[BEGIN Supplied records]

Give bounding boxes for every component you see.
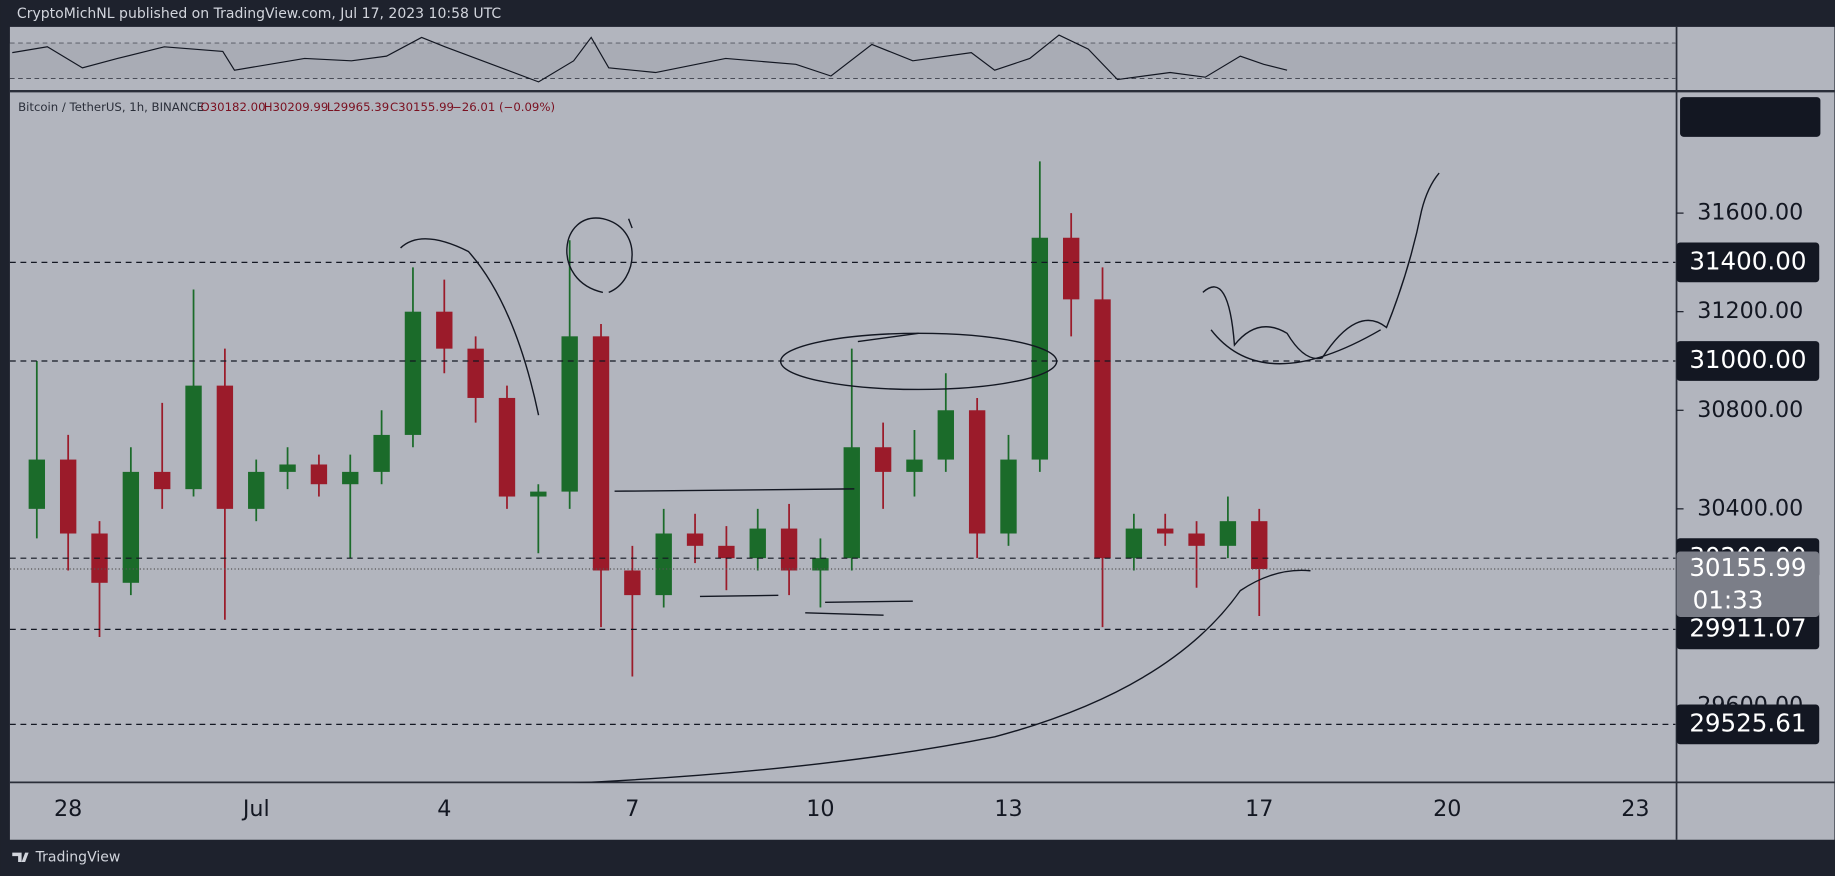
candle-body: [718, 545, 735, 559]
drawing: [400, 238, 540, 416]
candle-body: [1000, 459, 1017, 534]
candle-body: [1094, 299, 1111, 559]
publisher-note: CryptoMichNL published on TradingView.co…: [17, 6, 501, 22]
x-tick-label: 7: [625, 796, 639, 822]
level-label: 31000.00: [1689, 345, 1806, 374]
last-price-label: 30155.99: [1689, 553, 1806, 582]
drawing: [571, 172, 1440, 783]
plot: [28, 161, 1268, 677]
x-tick-label: 10: [806, 796, 834, 822]
x-tick-label: 23: [1621, 796, 1649, 822]
candle-body: [655, 533, 672, 596]
candle-body: [216, 385, 234, 509]
drawings: [400, 172, 1440, 783]
legend: Bitcoin / TetherUS, 1h, BINANCE O30182.0…: [18, 100, 555, 114]
oscillator-pane: [9, 34, 1676, 83]
chart-area: [9, 26, 1835, 840]
legend-symbol: Bitcoin / TetherUS, 1h, BINANCE: [18, 100, 204, 114]
candle-body: [279, 464, 296, 472]
last-price-box: [1676, 551, 1820, 617]
osc-line: [12, 34, 1288, 83]
candle-body: [59, 459, 77, 534]
candle-body: [624, 570, 641, 596]
candle-body: [1062, 237, 1080, 300]
legend-open: O30182.00: [201, 100, 266, 114]
y-tick-label: 30400.00: [1697, 495, 1803, 521]
candle-body: [28, 459, 46, 509]
countdown: 01:33: [1693, 586, 1764, 615]
legend-low: L29965.39: [327, 100, 389, 114]
candle-body: [248, 471, 265, 509]
candle-body: [874, 447, 892, 472]
candle-body: [561, 336, 578, 492]
level-label: 29911.07: [1689, 613, 1806, 642]
candle-body: [1188, 533, 1205, 546]
level-label: 29525.61: [1689, 708, 1806, 737]
brand: TradingView: [35, 849, 121, 865]
candle-body: [968, 410, 986, 534]
candle-body: [1125, 528, 1143, 559]
level-box: [1676, 242, 1820, 283]
drawing: [614, 488, 913, 616]
candle-body: [342, 471, 359, 485]
indicator-box: [1680, 97, 1821, 137]
x-tick-label: 13: [994, 796, 1022, 822]
candle-body: [686, 533, 704, 546]
x-tick-label: 28: [54, 796, 82, 822]
candle-body: [530, 491, 547, 497]
x-tick-label: Jul: [241, 796, 270, 822]
brand-logo: [12, 852, 29, 862]
legend-change: −26.01 (−0.09%): [452, 100, 555, 114]
candle-body: [780, 528, 798, 571]
candle-body: [185, 385, 202, 490]
candle-body: [906, 459, 923, 472]
candle-body: [937, 410, 954, 460]
x-tick-label: 17: [1245, 796, 1273, 822]
candle-body: [812, 558, 829, 571]
candle-body: [122, 471, 140, 583]
y-tick-label: 31600.00: [1697, 200, 1803, 226]
y-tick-label: 31200.00: [1697, 298, 1803, 324]
x-tick-label: 4: [437, 796, 451, 822]
candle-body: [749, 528, 766, 559]
y-tick-label: 30800.00: [1697, 397, 1803, 423]
candle-body: [467, 348, 484, 398]
candle-body: [404, 311, 422, 435]
candle-body: [310, 464, 328, 485]
level-box: [1676, 341, 1820, 381]
x-tick-label: 20: [1433, 796, 1461, 822]
level-box: [1676, 609, 1820, 650]
level-label: 31400.00: [1689, 246, 1806, 275]
candle-body: [1251, 521, 1268, 569]
candle-body: [436, 311, 453, 349]
candle-body: [592, 336, 610, 571]
candle-body: [1157, 528, 1174, 534]
legend-high: H30209.99: [264, 100, 329, 114]
level-box: [1676, 704, 1820, 745]
osc-fill: [9, 43, 1676, 79]
candle-body: [843, 447, 860, 559]
drawing: [566, 217, 633, 294]
candle-body: [373, 434, 390, 472]
candle-body: [154, 471, 171, 490]
legend-close: C30155.99: [390, 100, 454, 114]
candle-body: [1219, 521, 1237, 546]
candle-body: [498, 397, 516, 497]
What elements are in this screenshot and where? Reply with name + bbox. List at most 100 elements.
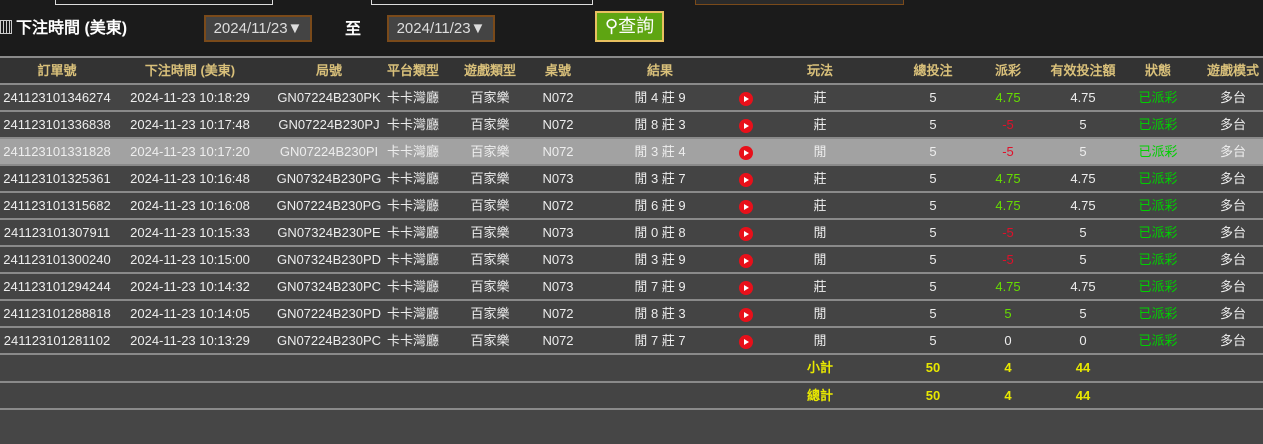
play-video-icon[interactable] <box>730 301 762 326</box>
text-input-1[interactable] <box>55 0 273 5</box>
play-icon[interactable] <box>739 145 753 160</box>
play-icon[interactable] <box>739 172 753 187</box>
cell-order: 241123101346274 <box>3 90 111 105</box>
grand_total-payout: 4 <box>1004 388 1012 403</box>
cell-time: 2024-11-23 10:16:48 <box>130 171 250 186</box>
play-video-icon[interactable] <box>730 166 762 191</box>
cell-platform: 卡卡灣廳 <box>386 90 439 105</box>
cell-bet: 閒 <box>813 333 827 348</box>
play-video-icon[interactable] <box>730 193 762 218</box>
date-from-select[interactable]: 2024/11/23▼ <box>204 15 312 42</box>
play-icon[interactable] <box>739 199 753 214</box>
table-row[interactable]: 241123101307911 2024-11-23 10:15:33 GN0732… <box>0 218 1263 245</box>
cell-round: GN07224B230PI <box>279 144 379 159</box>
cell-mode: 多台 <box>1219 333 1246 348</box>
header-9: 總投注 <box>913 63 953 78</box>
cell-mode: 多台 <box>1219 279 1246 294</box>
table-row[interactable]: 241123101325361 2024-11-23 10:16:48 GN0732… <box>0 164 1263 191</box>
cell-mode: 多台 <box>1219 198 1246 213</box>
cell-table: N072 <box>542 144 574 159</box>
cell-platform: 卡卡灣廳 <box>386 144 439 159</box>
play-video-icon[interactable] <box>730 274 762 299</box>
header-8: 玩法 <box>806 63 833 78</box>
play-video-icon[interactable] <box>730 112 762 137</box>
query-button[interactable]: ⚲查詢 <box>595 11 664 42</box>
cell-game: 百家樂 <box>470 333 510 348</box>
play-video-icon[interactable] <box>730 220 762 245</box>
header-0: 訂單號 <box>37 63 77 78</box>
select-input[interactable] <box>695 0 904 5</box>
cell-table: N073 <box>542 279 574 294</box>
play-video-icon[interactable] <box>730 247 762 272</box>
cell-platform: 卡卡灣廳 <box>386 225 439 240</box>
cell-status: 已派彩 <box>1138 117 1178 132</box>
table-row[interactable]: 241123101300240 2024-11-23 10:15:00 GN0732… <box>0 245 1263 272</box>
grand_total-total-bet: 50 <box>925 388 941 403</box>
cell-total: 5 <box>929 333 937 348</box>
cell-result: 閒 6 莊 9 <box>634 198 686 213</box>
table-row[interactable]: 241123101336838 2024-11-23 10:17:48 GN0722… <box>0 110 1263 137</box>
subtotal-label: 小計 <box>806 360 833 375</box>
cell-time: 2024-11-23 10:17:48 <box>130 117 250 132</box>
cell-total: 5 <box>929 198 937 213</box>
cell-payout: -5 <box>1002 225 1014 240</box>
play-icon[interactable] <box>739 91 753 106</box>
date-to-select[interactable]: 2024/11/23▼ <box>387 15 495 42</box>
cell-order: 241123101288818 <box>3 306 111 321</box>
play-icon[interactable] <box>739 253 753 268</box>
play-video-icon[interactable] <box>730 328 762 353</box>
table-row[interactable]: 241123101288818 2024-11-23 10:14:05 GN0722… <box>0 299 1263 326</box>
play-video-icon[interactable] <box>730 139 762 164</box>
play-icon[interactable] <box>739 118 753 133</box>
cell-payout: -5 <box>1002 144 1014 159</box>
cell-order: 241123101336838 <box>3 117 111 132</box>
table-row[interactable]: 241123101281102 2024-11-23 10:13:29 GN0722… <box>0 326 1263 353</box>
cell-result: 閒 8 莊 3 <box>634 117 686 132</box>
cell-table: N072 <box>542 333 574 348</box>
header-12: 狀態 <box>1144 63 1171 78</box>
cell-valid: 4.75 <box>1070 90 1096 105</box>
play-icon[interactable] <box>739 307 753 322</box>
play-video-icon[interactable] <box>730 85 762 110</box>
table-row[interactable]: 241123101346274 2024-11-23 10:18:29 GN0722… <box>0 83 1263 110</box>
play-icon[interactable] <box>739 226 753 241</box>
cell-status: 已派彩 <box>1138 306 1178 321</box>
cell-status: 已派彩 <box>1138 171 1178 186</box>
cell-platform: 卡卡灣廳 <box>386 279 439 294</box>
subtotal-valid-bet: 44 <box>1075 360 1091 375</box>
cell-status: 已派彩 <box>1138 90 1178 105</box>
cell-platform: 卡卡灣廳 <box>386 333 439 348</box>
cell-game: 百家樂 <box>470 171 510 186</box>
subtotal-payout: 4 <box>1004 360 1012 375</box>
table-bottom-border <box>0 408 1263 410</box>
calendar-icon <box>0 20 12 34</box>
play-icon[interactable] <box>739 280 753 295</box>
table-row[interactable]: 241123101315682 2024-11-23 10:16:08 GN0722… <box>0 191 1263 218</box>
subtotal-row: 小計 50 4 44 <box>0 353 1263 380</box>
header-2: 局號 <box>315 63 342 78</box>
search-icon: ⚲ <box>604 16 619 36</box>
cell-mode: 多台 <box>1219 252 1246 267</box>
header-11: 有效投注額 <box>1050 63 1116 78</box>
cell-table: N073 <box>542 225 574 240</box>
cell-valid: 5 <box>1079 225 1087 240</box>
cell-game: 百家樂 <box>470 252 510 267</box>
bet-time-label: 下注時間 (美東) <box>16 20 128 37</box>
header-5: 桌號 <box>544 63 571 78</box>
play-icon[interactable] <box>739 334 753 349</box>
table-row[interactable]: 241123101331828 2024-11-23 10:17:20 GN0722… <box>0 137 1263 164</box>
cell-payout: 5 <box>1004 306 1012 321</box>
cell-game: 百家樂 <box>470 306 510 321</box>
text-input-2[interactable] <box>371 0 593 5</box>
cell-total: 5 <box>929 117 937 132</box>
cell-result: 閒 3 莊 4 <box>634 144 686 159</box>
cell-platform: 卡卡灣廳 <box>386 171 439 186</box>
cell-round: GN07324B230PC <box>276 279 382 294</box>
cell-valid: 4.75 <box>1070 171 1096 186</box>
cell-total: 5 <box>929 279 937 294</box>
filter-bar: 下注時間 (美東) 2024/11/23▼ 至 2024/11/23▼ ⚲查詢 <box>0 0 1263 56</box>
cell-result: 閒 7 莊 7 <box>634 333 686 348</box>
cell-time: 2024-11-23 10:15:33 <box>130 225 250 240</box>
cell-valid: 4.75 <box>1070 279 1096 294</box>
table-row[interactable]: 241123101294244 2024-11-23 10:14:32 GN0732… <box>0 272 1263 299</box>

[END Supplied records]

Starting at the line that contains "play-video-icon[interactable] <box>730 301" and ending at the line that contains "cell-time: 2024-11-23 10:16:48", give those lines from the items above as a numbered list, leaving out any blank lines.

# [Solution below]
1. play-video-icon[interactable] <box>730 301 762 326</box>
2. text-input-1[interactable] <box>55 0 273 5</box>
3. play-icon[interactable] <box>739 145 753 160</box>
4. play-icon[interactable] <box>739 172 753 187</box>
5. cell-order: 241123101346274 <box>3 90 111 105</box>
6. grand_total-payout: 4 <box>1004 388 1012 403</box>
7. cell-time: 2024-11-23 10:16:48 <box>130 171 250 186</box>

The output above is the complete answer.